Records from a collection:
------------------------------------------------------------------------

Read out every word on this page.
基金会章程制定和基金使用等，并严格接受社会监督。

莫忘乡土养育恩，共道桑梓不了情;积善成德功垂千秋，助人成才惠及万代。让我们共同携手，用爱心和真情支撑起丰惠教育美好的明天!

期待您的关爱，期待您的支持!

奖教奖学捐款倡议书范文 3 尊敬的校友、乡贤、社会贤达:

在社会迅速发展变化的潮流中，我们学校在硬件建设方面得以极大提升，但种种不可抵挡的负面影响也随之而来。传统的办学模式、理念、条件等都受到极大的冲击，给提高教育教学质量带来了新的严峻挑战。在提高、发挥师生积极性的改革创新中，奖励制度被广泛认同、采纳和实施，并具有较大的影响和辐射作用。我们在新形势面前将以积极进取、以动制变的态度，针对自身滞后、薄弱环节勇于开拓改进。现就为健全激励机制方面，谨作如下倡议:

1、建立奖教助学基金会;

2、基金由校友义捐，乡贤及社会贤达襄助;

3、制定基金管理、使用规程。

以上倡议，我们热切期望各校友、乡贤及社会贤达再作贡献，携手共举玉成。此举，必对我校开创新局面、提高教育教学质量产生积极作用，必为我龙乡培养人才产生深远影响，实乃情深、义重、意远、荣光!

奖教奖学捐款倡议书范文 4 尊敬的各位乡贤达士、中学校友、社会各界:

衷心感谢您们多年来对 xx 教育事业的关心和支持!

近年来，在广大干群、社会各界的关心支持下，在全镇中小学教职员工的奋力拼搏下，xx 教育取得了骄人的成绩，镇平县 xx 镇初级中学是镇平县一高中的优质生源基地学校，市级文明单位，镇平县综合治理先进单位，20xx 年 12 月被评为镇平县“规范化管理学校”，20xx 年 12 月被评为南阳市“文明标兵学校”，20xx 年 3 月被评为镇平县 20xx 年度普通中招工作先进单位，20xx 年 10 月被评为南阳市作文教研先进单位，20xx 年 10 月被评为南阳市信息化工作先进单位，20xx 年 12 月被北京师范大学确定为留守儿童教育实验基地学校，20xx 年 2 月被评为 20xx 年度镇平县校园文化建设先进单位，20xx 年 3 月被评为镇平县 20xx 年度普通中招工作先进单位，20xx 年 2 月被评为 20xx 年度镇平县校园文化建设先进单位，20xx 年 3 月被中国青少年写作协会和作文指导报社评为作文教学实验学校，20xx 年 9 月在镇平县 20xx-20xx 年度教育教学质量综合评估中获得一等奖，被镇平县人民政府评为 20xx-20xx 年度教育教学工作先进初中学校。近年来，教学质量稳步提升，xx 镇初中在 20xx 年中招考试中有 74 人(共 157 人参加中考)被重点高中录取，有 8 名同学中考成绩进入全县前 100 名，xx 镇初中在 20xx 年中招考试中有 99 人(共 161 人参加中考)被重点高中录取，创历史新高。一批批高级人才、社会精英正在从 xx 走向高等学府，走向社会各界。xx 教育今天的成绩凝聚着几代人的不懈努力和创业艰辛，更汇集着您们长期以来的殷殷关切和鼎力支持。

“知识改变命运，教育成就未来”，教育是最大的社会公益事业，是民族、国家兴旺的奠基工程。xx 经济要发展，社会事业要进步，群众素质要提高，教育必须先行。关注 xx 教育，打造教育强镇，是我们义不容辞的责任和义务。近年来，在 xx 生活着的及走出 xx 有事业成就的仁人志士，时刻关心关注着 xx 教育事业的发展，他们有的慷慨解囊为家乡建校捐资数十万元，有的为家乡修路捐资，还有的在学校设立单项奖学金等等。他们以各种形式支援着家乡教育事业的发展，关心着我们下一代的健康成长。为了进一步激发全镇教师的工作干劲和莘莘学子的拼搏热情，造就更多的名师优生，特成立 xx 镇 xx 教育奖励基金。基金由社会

------------------------------------------------------------------------

▶ [STATED EXERCISE] Pick out and copy the lines of the material that include the word "奖教奖学捐款倡议书范文".

▶ [THE COMPLETED TASK]
奖教奖学捐款倡议书范文 3 尊敬的校友、乡贤、社会贤达:
奖教奖学捐款倡议书范文 4 尊敬的各位乡贤达士、中学校友、社会各界:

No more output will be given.